Data rows:
· · · ·

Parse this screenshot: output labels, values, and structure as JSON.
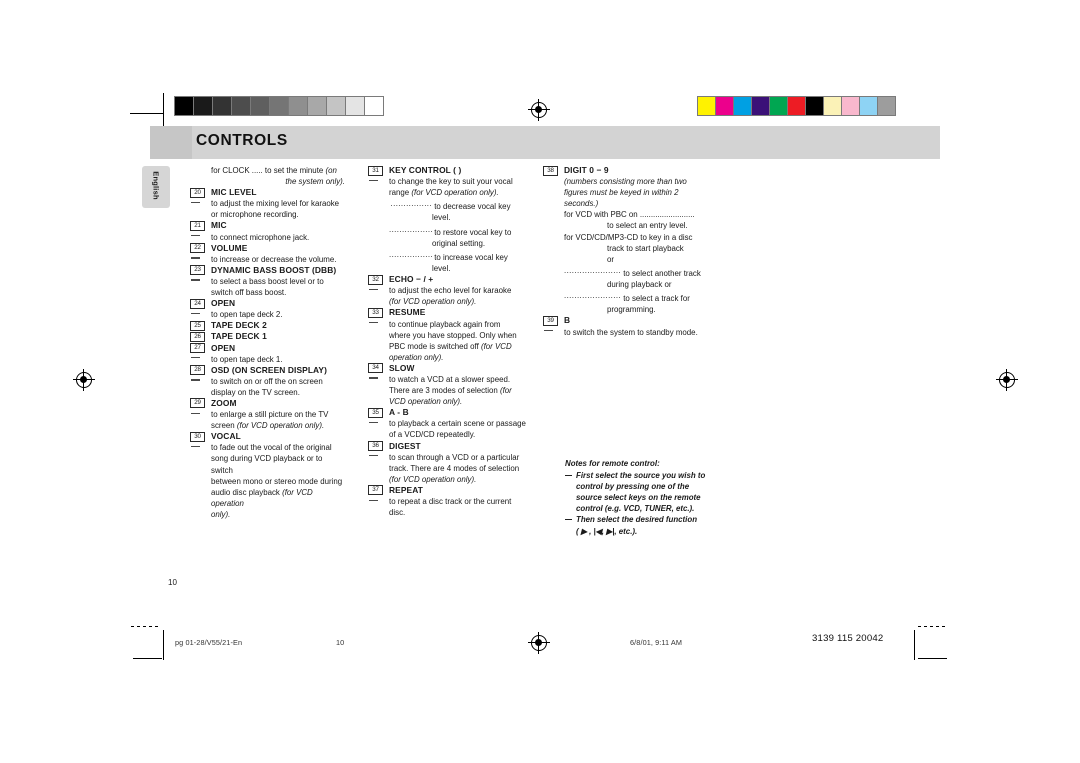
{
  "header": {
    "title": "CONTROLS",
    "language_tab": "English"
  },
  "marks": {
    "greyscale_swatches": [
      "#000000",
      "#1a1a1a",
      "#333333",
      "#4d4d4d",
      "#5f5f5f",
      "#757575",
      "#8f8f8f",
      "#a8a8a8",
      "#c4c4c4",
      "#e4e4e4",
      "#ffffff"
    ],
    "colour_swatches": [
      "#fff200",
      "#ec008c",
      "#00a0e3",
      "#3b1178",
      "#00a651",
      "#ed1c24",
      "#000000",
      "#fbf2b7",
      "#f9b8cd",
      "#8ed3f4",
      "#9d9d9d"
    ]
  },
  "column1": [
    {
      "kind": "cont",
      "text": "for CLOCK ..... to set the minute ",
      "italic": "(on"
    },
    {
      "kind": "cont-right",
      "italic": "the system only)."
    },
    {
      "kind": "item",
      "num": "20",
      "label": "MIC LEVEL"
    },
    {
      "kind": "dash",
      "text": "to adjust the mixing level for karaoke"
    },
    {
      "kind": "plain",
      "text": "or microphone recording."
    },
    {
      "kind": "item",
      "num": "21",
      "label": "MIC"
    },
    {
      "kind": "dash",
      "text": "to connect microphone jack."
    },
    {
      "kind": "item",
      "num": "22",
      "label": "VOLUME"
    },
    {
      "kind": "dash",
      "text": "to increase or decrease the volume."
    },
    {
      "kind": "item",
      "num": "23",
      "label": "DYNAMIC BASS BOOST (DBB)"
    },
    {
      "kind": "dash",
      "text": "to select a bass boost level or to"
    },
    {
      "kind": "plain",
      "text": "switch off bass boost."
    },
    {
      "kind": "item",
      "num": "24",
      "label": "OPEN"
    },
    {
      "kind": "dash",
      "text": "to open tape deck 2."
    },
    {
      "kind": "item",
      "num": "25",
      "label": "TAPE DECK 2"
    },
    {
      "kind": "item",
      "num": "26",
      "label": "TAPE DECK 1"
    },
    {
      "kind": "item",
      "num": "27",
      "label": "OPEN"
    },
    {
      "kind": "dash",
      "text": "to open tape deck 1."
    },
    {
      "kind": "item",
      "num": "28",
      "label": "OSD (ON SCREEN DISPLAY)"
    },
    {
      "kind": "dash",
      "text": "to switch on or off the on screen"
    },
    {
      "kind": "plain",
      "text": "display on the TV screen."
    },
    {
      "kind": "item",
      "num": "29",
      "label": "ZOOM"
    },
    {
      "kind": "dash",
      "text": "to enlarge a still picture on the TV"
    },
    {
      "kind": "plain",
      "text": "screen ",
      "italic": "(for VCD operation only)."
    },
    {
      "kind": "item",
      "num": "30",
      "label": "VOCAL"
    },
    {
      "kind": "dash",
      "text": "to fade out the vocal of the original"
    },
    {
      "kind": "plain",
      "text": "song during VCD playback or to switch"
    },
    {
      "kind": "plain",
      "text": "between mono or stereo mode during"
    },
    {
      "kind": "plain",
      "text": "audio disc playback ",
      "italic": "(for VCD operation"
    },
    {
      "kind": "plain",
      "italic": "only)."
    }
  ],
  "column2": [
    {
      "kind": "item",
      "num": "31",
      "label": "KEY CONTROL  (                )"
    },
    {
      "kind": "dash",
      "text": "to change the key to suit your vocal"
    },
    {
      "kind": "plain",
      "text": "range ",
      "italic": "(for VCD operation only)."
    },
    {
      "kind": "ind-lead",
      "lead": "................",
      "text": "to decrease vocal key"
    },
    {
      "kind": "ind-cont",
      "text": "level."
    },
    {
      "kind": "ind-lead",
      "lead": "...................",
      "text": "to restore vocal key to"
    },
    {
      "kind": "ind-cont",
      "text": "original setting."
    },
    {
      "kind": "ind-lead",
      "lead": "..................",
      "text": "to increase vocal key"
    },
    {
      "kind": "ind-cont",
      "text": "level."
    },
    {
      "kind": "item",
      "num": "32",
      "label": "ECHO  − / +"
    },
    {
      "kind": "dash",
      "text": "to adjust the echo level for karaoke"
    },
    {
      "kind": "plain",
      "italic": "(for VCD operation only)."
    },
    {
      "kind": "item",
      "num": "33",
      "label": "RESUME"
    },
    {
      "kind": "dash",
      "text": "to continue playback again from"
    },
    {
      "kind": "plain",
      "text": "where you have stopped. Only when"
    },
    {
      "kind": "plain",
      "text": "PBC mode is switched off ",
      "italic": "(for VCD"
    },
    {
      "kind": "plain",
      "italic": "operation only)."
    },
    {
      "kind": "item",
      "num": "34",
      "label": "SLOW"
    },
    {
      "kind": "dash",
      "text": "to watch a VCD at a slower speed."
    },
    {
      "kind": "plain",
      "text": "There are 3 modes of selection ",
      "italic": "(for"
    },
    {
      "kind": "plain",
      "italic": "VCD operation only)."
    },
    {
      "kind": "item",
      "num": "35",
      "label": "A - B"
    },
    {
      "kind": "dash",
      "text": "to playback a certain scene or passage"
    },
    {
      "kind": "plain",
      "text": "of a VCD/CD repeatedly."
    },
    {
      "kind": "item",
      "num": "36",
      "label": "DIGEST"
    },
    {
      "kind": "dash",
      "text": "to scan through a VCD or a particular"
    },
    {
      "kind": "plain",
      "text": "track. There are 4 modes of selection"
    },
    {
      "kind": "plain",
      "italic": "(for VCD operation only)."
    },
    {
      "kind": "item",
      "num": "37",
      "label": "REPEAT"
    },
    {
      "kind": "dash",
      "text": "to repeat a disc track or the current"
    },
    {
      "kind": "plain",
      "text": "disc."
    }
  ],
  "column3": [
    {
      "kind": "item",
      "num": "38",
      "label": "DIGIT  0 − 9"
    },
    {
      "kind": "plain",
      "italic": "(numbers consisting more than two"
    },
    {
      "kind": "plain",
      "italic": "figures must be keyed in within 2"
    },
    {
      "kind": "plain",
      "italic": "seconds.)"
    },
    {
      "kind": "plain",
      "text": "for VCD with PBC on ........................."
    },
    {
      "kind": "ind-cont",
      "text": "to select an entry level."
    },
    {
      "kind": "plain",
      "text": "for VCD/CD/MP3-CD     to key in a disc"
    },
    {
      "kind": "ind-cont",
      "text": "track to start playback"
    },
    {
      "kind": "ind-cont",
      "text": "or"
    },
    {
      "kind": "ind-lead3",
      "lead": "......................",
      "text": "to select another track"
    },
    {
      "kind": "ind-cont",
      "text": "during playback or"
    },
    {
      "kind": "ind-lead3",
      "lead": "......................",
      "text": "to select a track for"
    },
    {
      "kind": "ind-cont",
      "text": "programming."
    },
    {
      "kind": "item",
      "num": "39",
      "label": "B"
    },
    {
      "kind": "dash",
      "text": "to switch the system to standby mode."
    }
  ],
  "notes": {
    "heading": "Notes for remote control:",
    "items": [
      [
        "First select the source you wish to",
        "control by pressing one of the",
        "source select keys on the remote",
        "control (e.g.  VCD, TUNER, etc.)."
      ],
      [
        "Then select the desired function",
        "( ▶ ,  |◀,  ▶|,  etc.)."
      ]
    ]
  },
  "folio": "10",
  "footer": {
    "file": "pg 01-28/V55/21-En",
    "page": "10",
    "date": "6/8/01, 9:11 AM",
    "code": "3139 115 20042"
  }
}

· · · ·

Problem statement:
Copy every line above word for word and exclude the pictures.

Solution for this task:
Parse this screenshot: output labels, values, and structure as JSON.
{
  "header": {
    "title": "CONTROLS",
    "language_tab": "English"
  },
  "marks": {
    "greyscale_swatches": [
      "#000000",
      "#1a1a1a",
      "#333333",
      "#4d4d4d",
      "#5f5f5f",
      "#757575",
      "#8f8f8f",
      "#a8a8a8",
      "#c4c4c4",
      "#e4e4e4",
      "#ffffff"
    ],
    "colour_swatches": [
      "#fff200",
      "#ec008c",
      "#00a0e3",
      "#3b1178",
      "#00a651",
      "#ed1c24",
      "#000000",
      "#fbf2b7",
      "#f9b8cd",
      "#8ed3f4",
      "#9d9d9d"
    ]
  },
  "column1": [
    {
      "kind": "cont",
      "text": "for CLOCK ..... to set the minute ",
      "italic": "(on"
    },
    {
      "kind": "cont-right",
      "italic": "the system only)."
    },
    {
      "kind": "item",
      "num": "20",
      "label": "MIC LEVEL"
    },
    {
      "kind": "dash",
      "text": "to adjust the mixing level for karaoke"
    },
    {
      "kind": "plain",
      "text": "or microphone recording."
    },
    {
      "kind": "item",
      "num": "21",
      "label": "MIC"
    },
    {
      "kind": "dash",
      "text": "to connect microphone jack."
    },
    {
      "kind": "item",
      "num": "22",
      "label": "VOLUME"
    },
    {
      "kind": "dash",
      "text": "to increase or decrease the volume."
    },
    {
      "kind": "item",
      "num": "23",
      "label": "DYNAMIC BASS BOOST (DBB)"
    },
    {
      "kind": "dash",
      "text": "to select a bass boost level or to"
    },
    {
      "kind": "plain",
      "text": "switch off bass boost."
    },
    {
      "kind": "item",
      "num": "24",
      "label": "OPEN"
    },
    {
      "kind": "dash",
      "text": "to open tape deck 2."
    },
    {
      "kind": "item",
      "num": "25",
      "label": "TAPE DECK 2"
    },
    {
      "kind": "item",
      "num": "26",
      "label": "TAPE DECK 1"
    },
    {
      "kind": "item",
      "num": "27",
      "label": "OPEN"
    },
    {
      "kind": "dash",
      "text": "to open tape deck 1."
    },
    {
      "kind": "item",
      "num": "28",
      "label": "OSD (ON SCREEN DISPLAY)"
    },
    {
      "kind": "dash",
      "text": "to switch on or off the on screen"
    },
    {
      "kind": "plain",
      "text": "display on the TV screen."
    },
    {
      "kind": "item",
      "num": "29",
      "label": "ZOOM"
    },
    {
      "kind": "dash",
      "text": "to enlarge a still picture on the TV"
    },
    {
      "kind": "plain",
      "text": "screen ",
      "italic": "(for VCD operation only)."
    },
    {
      "kind": "item",
      "num": "30",
      "label": "VOCAL"
    },
    {
      "kind": "dash",
      "text": "to fade out the vocal of the original"
    },
    {
      "kind": "plain",
      "text": "song during VCD playback or to switch"
    },
    {
      "kind": "plain",
      "text": "between mono or stereo mode during"
    },
    {
      "kind": "plain",
      "text": "audio disc playback ",
      "italic": "(for VCD operation"
    },
    {
      "kind": "plain",
      "italic": "only)."
    }
  ],
  "column2": [
    {
      "kind": "item",
      "num": "31",
      "label": "KEY CONTROL  (                )"
    },
    {
      "kind": "dash",
      "text": "to change the key to suit your vocal"
    },
    {
      "kind": "plain",
      "text": "range ",
      "italic": "(for VCD operation only)."
    },
    {
      "kind": "ind-lead",
      "lead": "................",
      "text": "to decrease vocal key"
    },
    {
      "kind": "ind-cont",
      "text": "level."
    },
    {
      "kind": "ind-lead",
      "lead": "...................",
      "text": "to restore vocal key to"
    },
    {
      "kind": "ind-cont",
      "text": "original setting."
    },
    {
      "kind": "ind-lead",
      "lead": "..................",
      "text": "to increase vocal key"
    },
    {
      "kind": "ind-cont",
      "text": "level."
    },
    {
      "kind": "item",
      "num": "32",
      "label": "ECHO  − / +"
    },
    {
      "kind": "dash",
      "text": "to adjust the echo level for karaoke"
    },
    {
      "kind": "plain",
      "italic": "(for VCD operation only)."
    },
    {
      "kind": "item",
      "num": "33",
      "label": "RESUME"
    },
    {
      "kind": "dash",
      "text": "to continue playback again from"
    },
    {
      "kind": "plain",
      "text": "where you have stopped. Only when"
    },
    {
      "kind": "plain",
      "text": "PBC mode is switched off ",
      "italic": "(for VCD"
    },
    {
      "kind": "plain",
      "italic": "operation only)."
    },
    {
      "kind": "item",
      "num": "34",
      "label": "SLOW"
    },
    {
      "kind": "dash",
      "text": "to watch a VCD at a slower speed."
    },
    {
      "kind": "plain",
      "text": "There are 3 modes of selection ",
      "italic": "(for"
    },
    {
      "kind": "plain",
      "italic": "VCD operation only)."
    },
    {
      "kind": "item",
      "num": "35",
      "label": "A - B"
    },
    {
      "kind": "dash",
      "text": "to playback a certain scene or passage"
    },
    {
      "kind": "plain",
      "text": "of a VCD/CD repeatedly."
    },
    {
      "kind": "item",
      "num": "36",
      "label": "DIGEST"
    },
    {
      "kind": "dash",
      "text": "to scan through a VCD or a particular"
    },
    {
      "kind": "plain",
      "text": "track. There are 4 modes of selection"
    },
    {
      "kind": "plain",
      "italic": "(for VCD operation only)."
    },
    {
      "kind": "item",
      "num": "37",
      "label": "REPEAT"
    },
    {
      "kind": "dash",
      "text": "to repeat a disc track or the current"
    },
    {
      "kind": "plain",
      "text": "disc."
    }
  ],
  "column3": [
    {
      "kind": "item",
      "num": "38",
      "label": "DIGIT  0 − 9"
    },
    {
      "kind": "plain",
      "italic": "(numbers consisting more than two"
    },
    {
      "kind": "plain",
      "italic": "figures must be keyed in within 2"
    },
    {
      "kind": "plain",
      "italic": "seconds.)"
    },
    {
      "kind": "plain",
      "text": "for VCD with PBC on ........................."
    },
    {
      "kind": "ind-cont",
      "text": "to select an entry level."
    },
    {
      "kind": "plain",
      "text": "for VCD/CD/MP3-CD     to key in a disc"
    },
    {
      "kind": "ind-cont",
      "text": "track to start playback"
    },
    {
      "kind": "ind-cont",
      "text": "or"
    },
    {
      "kind": "ind-lead3",
      "lead": "......................",
      "text": "to select another track"
    },
    {
      "kind": "ind-cont",
      "text": "during playback or"
    },
    {
      "kind": "ind-lead3",
      "lead": "......................",
      "text": "to select a track for"
    },
    {
      "kind": "ind-cont",
      "text": "programming."
    },
    {
      "kind": "item",
      "num": "39",
      "label": "B"
    },
    {
      "kind": "dash",
      "text": "to switch the system to standby mode."
    }
  ],
  "notes": {
    "heading": "Notes for remote control:",
    "items": [
      [
        "First select the source you wish to",
        "control by pressing one of the",
        "source select keys on the remote",
        "control (e.g.  VCD, TUNER, etc.)."
      ],
      [
        "Then select the desired function",
        "( ▶ ,  |◀,  ▶|,  etc.)."
      ]
    ]
  },
  "folio": "10",
  "footer": {
    "file": "pg 01-28/V55/21-En",
    "page": "10",
    "date": "6/8/01, 9:11 AM",
    "code": "3139 115 20042"
  }
}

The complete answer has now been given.